The entries that follow should be written out exactly.

start

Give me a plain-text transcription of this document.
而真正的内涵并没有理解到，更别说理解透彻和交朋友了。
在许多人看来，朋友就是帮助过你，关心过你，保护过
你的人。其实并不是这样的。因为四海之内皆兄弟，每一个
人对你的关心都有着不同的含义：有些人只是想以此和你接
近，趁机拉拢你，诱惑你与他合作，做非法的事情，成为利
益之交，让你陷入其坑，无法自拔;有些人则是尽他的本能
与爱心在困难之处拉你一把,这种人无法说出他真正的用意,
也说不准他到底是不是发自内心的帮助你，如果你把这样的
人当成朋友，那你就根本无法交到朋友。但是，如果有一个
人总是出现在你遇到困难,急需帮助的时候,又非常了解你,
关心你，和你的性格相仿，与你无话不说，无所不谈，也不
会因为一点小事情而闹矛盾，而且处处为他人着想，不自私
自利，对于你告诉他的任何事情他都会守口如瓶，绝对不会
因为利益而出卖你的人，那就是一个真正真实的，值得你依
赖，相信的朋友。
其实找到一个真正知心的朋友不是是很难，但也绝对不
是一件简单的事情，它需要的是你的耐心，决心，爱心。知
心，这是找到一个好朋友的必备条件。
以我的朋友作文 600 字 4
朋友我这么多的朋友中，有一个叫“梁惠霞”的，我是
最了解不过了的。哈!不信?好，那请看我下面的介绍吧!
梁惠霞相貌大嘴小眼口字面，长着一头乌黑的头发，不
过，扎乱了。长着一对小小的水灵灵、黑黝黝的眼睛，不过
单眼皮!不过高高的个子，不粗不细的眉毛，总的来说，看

end

- Completed exercise:
Give me a plain-text transcription of this document.
而真正的内涵并没有理解到，更别说理解透彻和交朋友了。
在许多人看来，朋友就是帮助过你，关心过你，保护过
你的人。其实并不是这样的。因为四海之内皆兄弟，每一个
人对你的关心都有着不同的含义：有些人只是想以此和你接
近，趁机拉拢你，诱惑你与他合作，做非法的事情，成为利
益之交，让你陷入其坑，无法自拔;有些人则是尽他的本能
与爱心在困难之处拉你一把,这种人无法说出他真正的用意,
也说不准他到底是不是发自内心的帮助你，如果你把这样的
人当成朋友，那你就根本无法交到朋友。但是，如果有一个
人总是出现在你遇到困难,急需帮助的时候,又非常了解你,
关心你，和你的性格相仿，与你无话不说，无所不谈，也不
会因为一点小事情而闹矛盾，而且处处为他人着想，不自私
自利，对于你告诉他的任何事情他都会守口如瓶，绝对不会
因为利益而出卖你的人，那就是一个真正真实的，值得你依
赖，相信的朋友。
其实找到一个真正知心的朋友不是是很难，但也绝对不
是一件简单的事情，它需要的是你的耐心，决心，爱心。知
心，这是找到一个好朋友的必备条件。
以我的朋友作文 600 字 4
朋友我这么多的朋友中，有一个叫“梁惠霞”的，我是
最了解不过了的。哈!不信?好，那请看我下面的介绍吧!
梁惠霞相貌大嘴小眼口字面，长着一头乌黑的头发，不
过，扎乱了。长着一对小小的水灵灵、黑黝黝的眼睛，不过
单眼皮!不过高高的个子，不粗不细的眉毛，总的来说，看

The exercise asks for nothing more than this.